Many great climbing areas are located on private lands. For a climber wanting to climb on private property, it is important to have a good understanding of the laws of the state in which the climbing is located. Most states require all recreational users to have permission from the landowner, or its lessee or agent before climbing on private property regardless of whether the land is posted or not. By definition, trespassing includes traveling to an area where you intend to climb. It is every climber's responsibility to know who owns the land on which he or she wants to climb, what access may be available to the crag, and whether there are any land use restrictions that may apply there.

Landowners are often reluctant to open their land to the public for a myriad of reasons. Typically, the land owner is concerned about liability, loss of control of his/her property, degradation of the property by disrespectful users or overuse, security, privacy and personal safety, and the public developing rights to the use of the property, i.e., access for the masses through a prescriptive easement.

The following information will help you address these areas of concern and provide you with a process for approaching a landowner about public access to climbing on private property. Please note that for many private individual landowners granting permission to one person is very different than working with a local group. Gaining public access is, perhaps, the most challenging permission to acquire, and is often only achieved after individuals have been granted access and built a solid relationship with a land owner (which has, in some instances, taken years). This means that as you work to build a relationship with the landowner, consensus-building within the climbing community will also be important. While climbers have a long history of keeping private crags and boulders on the 'down low', the Access Fund believes that as our sport grows and our world gets more crowded we, the entire climbing community, will need to grapple with how to best ensure access for all climbers for the long-run.

> _RAW RECORDS_
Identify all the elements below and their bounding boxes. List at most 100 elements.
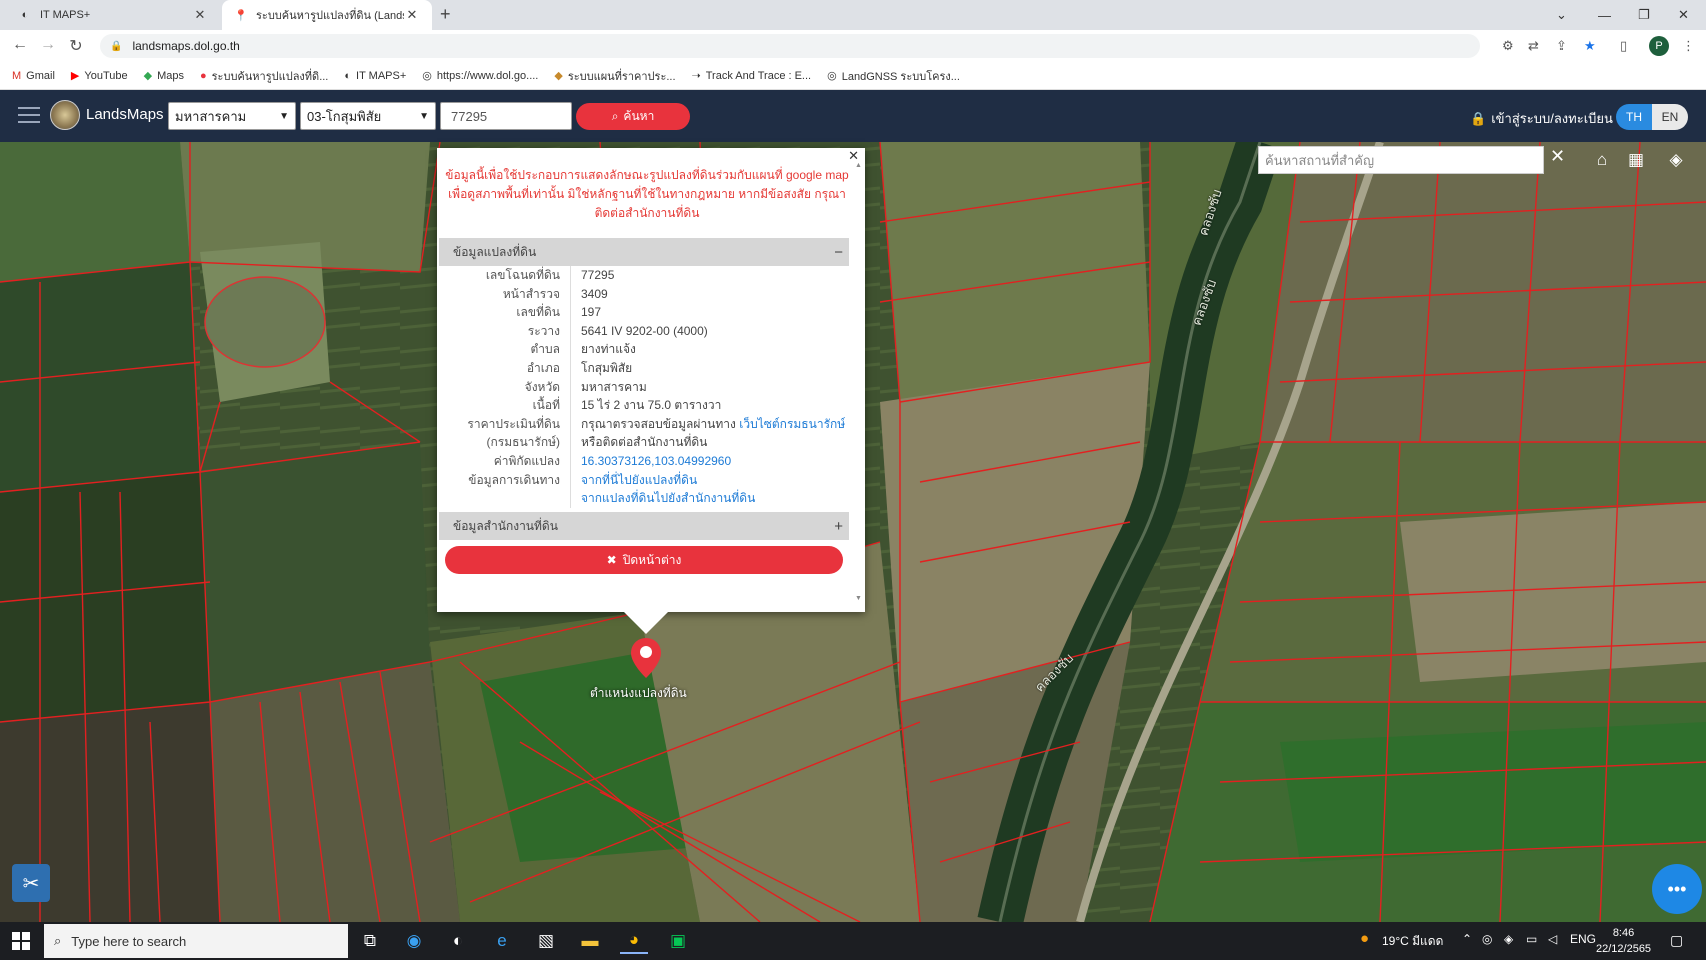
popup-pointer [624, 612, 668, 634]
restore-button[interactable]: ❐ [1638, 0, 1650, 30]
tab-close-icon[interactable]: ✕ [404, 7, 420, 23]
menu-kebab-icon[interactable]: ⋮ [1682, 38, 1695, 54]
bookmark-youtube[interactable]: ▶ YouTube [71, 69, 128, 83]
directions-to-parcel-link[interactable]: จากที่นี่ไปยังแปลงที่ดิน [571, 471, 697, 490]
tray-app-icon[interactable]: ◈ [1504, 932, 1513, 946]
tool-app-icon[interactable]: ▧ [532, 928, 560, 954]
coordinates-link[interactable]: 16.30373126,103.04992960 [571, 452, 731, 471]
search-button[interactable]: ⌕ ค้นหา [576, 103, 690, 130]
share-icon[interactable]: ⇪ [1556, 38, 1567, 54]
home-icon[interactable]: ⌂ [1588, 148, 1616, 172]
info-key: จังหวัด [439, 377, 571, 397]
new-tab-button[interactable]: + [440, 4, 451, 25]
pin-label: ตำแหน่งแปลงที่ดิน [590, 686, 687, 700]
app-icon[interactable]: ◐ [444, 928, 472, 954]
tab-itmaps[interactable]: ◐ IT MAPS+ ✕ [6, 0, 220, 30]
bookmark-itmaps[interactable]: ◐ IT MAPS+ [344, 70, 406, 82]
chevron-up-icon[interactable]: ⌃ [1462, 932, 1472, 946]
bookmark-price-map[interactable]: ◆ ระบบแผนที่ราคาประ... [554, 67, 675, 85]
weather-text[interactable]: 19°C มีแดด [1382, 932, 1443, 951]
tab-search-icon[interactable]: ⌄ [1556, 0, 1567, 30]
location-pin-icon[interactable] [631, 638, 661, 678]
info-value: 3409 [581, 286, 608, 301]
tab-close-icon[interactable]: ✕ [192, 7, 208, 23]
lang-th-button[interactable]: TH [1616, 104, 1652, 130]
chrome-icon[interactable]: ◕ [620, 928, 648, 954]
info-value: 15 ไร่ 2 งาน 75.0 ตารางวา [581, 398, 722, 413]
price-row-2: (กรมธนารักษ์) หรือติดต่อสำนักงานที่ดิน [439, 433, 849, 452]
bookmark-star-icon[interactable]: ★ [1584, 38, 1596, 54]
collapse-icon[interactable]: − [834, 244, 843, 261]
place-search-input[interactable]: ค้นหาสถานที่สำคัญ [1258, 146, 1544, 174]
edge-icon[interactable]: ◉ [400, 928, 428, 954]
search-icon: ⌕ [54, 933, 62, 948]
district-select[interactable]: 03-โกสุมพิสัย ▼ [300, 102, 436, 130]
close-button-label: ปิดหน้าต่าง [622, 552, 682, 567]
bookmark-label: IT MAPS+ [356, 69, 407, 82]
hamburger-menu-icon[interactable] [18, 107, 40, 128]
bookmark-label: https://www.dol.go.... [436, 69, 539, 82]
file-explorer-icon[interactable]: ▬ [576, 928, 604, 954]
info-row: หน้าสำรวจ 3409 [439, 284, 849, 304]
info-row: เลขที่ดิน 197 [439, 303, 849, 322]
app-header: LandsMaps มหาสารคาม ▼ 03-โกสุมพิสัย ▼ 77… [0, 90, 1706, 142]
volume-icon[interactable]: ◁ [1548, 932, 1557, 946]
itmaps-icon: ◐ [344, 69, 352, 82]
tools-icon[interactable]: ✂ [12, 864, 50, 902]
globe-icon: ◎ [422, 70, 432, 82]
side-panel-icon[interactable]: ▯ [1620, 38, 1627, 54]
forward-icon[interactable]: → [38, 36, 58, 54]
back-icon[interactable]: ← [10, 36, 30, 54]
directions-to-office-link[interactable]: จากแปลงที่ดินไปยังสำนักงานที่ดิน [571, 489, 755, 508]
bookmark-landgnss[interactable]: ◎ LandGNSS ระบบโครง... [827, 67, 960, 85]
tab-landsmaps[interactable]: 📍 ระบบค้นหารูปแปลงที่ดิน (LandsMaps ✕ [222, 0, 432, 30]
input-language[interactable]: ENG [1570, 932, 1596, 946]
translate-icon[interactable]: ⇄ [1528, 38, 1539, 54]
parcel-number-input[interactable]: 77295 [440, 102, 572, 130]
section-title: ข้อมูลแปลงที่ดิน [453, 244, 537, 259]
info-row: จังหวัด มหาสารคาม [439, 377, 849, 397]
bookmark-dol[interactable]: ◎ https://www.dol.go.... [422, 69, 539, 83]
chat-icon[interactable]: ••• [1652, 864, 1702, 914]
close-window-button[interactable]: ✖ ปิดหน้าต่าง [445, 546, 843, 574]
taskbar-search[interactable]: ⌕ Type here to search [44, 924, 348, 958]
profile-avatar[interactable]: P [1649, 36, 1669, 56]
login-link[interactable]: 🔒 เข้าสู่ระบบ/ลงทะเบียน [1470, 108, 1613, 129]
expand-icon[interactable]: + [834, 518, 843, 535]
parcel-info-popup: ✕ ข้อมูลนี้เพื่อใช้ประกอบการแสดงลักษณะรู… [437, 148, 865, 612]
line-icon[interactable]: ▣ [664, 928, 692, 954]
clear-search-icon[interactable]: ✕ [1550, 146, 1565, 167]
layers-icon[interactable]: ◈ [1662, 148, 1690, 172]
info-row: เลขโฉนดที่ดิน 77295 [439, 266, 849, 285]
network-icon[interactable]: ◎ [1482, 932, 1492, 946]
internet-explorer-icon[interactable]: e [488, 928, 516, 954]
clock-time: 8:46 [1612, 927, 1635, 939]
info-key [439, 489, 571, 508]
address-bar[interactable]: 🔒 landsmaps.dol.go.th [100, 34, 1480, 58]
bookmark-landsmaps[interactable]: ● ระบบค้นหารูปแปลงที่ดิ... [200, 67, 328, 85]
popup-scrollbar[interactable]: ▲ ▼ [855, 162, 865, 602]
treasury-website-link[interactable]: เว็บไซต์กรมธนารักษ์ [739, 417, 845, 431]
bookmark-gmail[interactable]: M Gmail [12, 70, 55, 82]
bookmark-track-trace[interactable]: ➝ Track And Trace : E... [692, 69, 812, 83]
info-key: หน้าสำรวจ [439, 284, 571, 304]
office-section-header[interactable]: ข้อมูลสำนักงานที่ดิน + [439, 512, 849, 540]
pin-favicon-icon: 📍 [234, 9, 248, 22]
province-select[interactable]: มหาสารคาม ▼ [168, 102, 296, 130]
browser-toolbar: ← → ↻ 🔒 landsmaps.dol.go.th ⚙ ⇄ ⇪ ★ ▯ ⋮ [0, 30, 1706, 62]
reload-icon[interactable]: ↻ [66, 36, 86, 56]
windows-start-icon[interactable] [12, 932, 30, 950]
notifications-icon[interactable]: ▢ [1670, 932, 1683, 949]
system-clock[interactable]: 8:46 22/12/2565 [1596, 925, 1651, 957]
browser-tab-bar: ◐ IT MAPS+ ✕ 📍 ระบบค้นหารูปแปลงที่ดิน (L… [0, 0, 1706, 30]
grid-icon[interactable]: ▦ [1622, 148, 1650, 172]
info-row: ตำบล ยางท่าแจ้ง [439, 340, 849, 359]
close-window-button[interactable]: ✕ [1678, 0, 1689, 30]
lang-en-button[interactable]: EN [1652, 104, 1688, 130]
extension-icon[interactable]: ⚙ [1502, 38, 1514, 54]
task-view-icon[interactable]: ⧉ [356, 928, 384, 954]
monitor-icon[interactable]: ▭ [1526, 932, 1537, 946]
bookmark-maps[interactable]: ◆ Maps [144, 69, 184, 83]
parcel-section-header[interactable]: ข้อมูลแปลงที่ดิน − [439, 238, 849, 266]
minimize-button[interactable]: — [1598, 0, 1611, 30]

...

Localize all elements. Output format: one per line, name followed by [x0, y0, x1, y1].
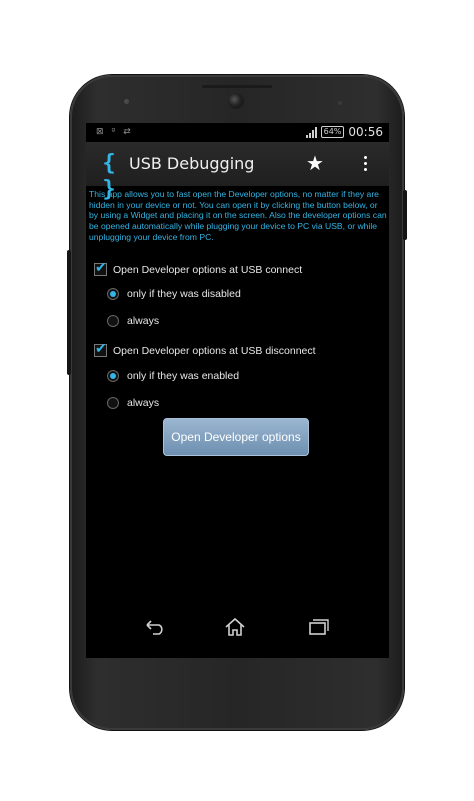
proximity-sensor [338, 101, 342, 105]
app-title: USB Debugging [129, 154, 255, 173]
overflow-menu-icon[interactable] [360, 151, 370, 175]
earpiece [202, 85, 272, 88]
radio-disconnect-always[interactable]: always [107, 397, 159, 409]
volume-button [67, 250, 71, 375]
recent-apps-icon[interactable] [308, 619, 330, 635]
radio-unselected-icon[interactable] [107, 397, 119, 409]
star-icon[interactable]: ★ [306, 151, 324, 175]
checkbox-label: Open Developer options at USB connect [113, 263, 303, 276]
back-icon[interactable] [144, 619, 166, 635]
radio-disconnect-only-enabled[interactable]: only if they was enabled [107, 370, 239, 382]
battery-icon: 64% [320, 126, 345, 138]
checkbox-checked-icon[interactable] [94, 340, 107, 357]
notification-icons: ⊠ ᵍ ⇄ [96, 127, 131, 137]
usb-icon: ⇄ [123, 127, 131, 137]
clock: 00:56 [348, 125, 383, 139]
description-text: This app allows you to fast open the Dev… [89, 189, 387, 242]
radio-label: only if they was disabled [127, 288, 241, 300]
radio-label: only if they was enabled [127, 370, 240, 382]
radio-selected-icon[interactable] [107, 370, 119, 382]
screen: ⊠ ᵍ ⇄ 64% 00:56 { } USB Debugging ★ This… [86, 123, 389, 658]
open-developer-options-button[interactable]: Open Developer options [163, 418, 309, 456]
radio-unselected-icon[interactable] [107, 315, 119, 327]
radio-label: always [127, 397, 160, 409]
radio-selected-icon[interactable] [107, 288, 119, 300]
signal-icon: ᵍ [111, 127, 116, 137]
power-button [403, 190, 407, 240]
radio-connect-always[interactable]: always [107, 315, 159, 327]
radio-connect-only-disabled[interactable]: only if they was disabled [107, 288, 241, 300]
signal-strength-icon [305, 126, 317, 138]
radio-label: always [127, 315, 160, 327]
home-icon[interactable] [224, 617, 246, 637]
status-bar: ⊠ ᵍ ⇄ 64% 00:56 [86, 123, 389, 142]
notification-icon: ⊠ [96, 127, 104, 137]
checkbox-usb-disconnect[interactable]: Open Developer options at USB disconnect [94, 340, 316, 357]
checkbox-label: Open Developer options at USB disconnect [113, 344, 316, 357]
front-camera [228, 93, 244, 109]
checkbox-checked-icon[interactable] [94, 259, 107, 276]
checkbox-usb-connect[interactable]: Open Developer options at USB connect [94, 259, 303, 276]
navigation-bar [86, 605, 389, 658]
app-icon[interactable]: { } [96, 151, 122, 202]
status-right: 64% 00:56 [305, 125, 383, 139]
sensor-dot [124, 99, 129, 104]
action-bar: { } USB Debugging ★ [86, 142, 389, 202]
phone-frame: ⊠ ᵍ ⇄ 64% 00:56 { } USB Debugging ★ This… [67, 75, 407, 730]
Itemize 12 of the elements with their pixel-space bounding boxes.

...

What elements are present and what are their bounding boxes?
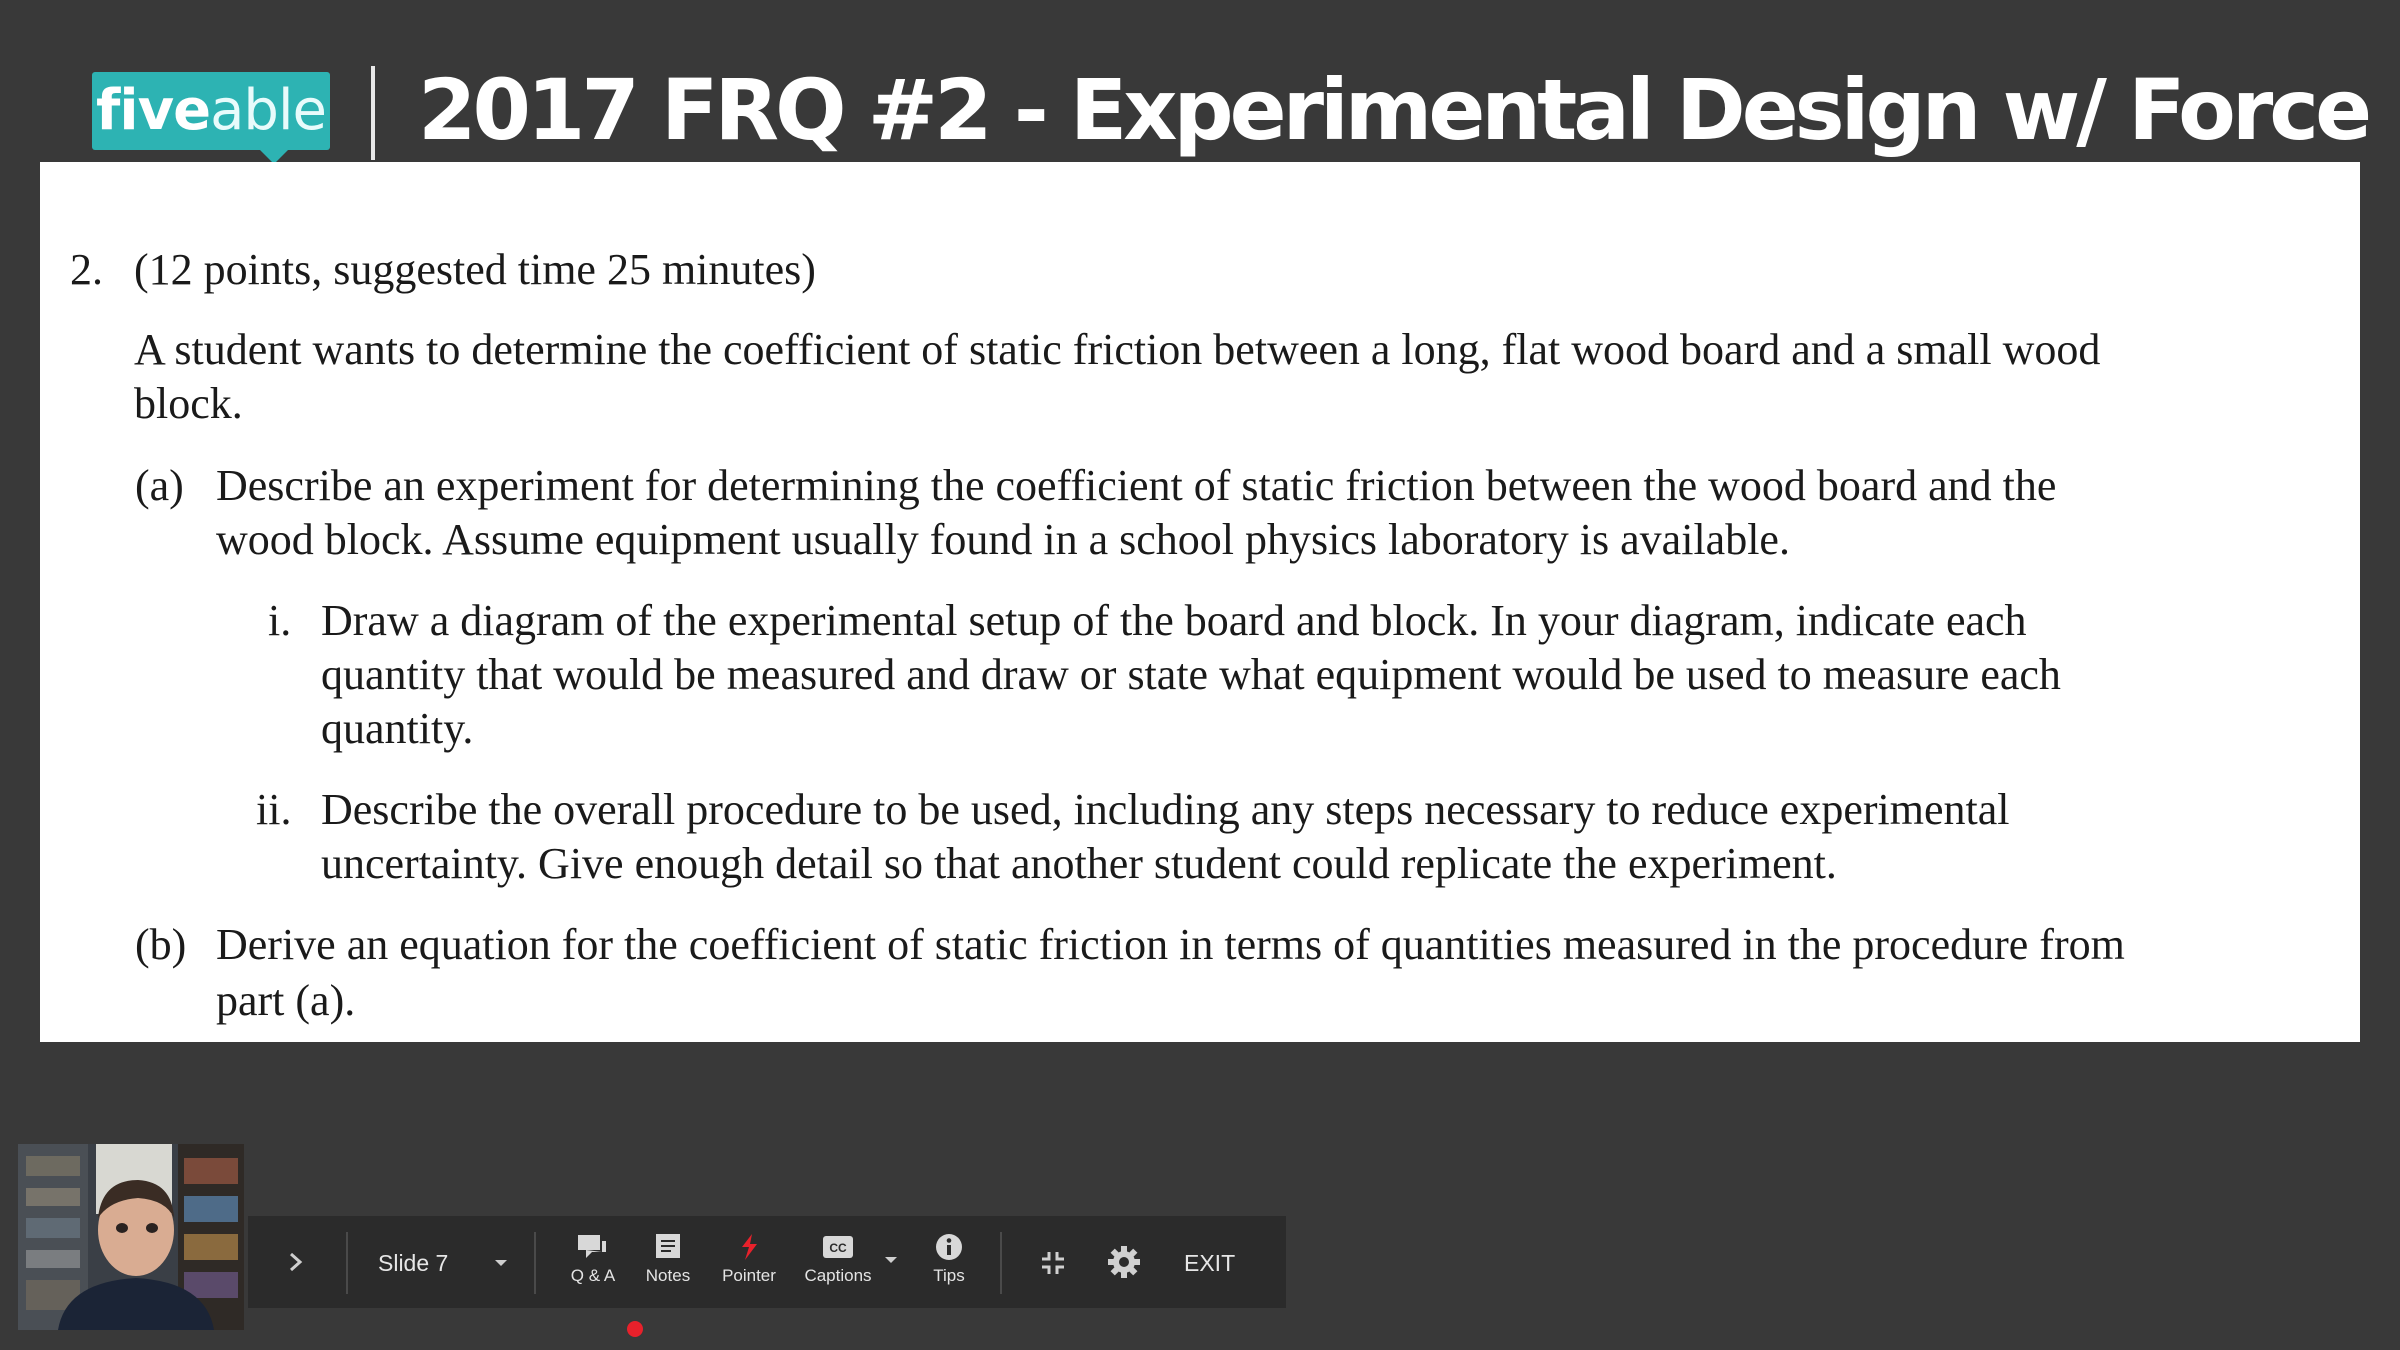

> _WHAT THIS TASK INVOLVES_
Continue the text on climbing access to private land from the point where it stops.

> _EXPECTED ANSWER_
Step One: Identify Parcels Landowners

Tax maps can be used to assess who owns the land on which you wish to recreate and can be found at your local county and town offices or online county government sites. You will need to have an idea of the general location of the property in order to utilize the maps. Roads that circumvent the property, aerial photos, landmarks such as rivers, streams, hills, and the approximate acreage of the parcel can help identify the parcels on the tax maps.

The following are different potential private land owners:

Once you have the name of the landowner, check the telephone book or dexonline.com for additional contact information.

Step Two: Approaching the Owner

Once you have the owner's name (or the representative) and contact information, the next step is to contact him or her. It is best to think long-term when trying to decide whether or not to contact a landowner. Most landowners will eventually find out if the public is using their land for recreational purposes, and therefore it is usually a matter of how and when they find out. It is important to remember that private landowners really have no incentive to allow the general public to recreate on their land. Keeping this in mind will help you approach the land owner with their perspective in mind.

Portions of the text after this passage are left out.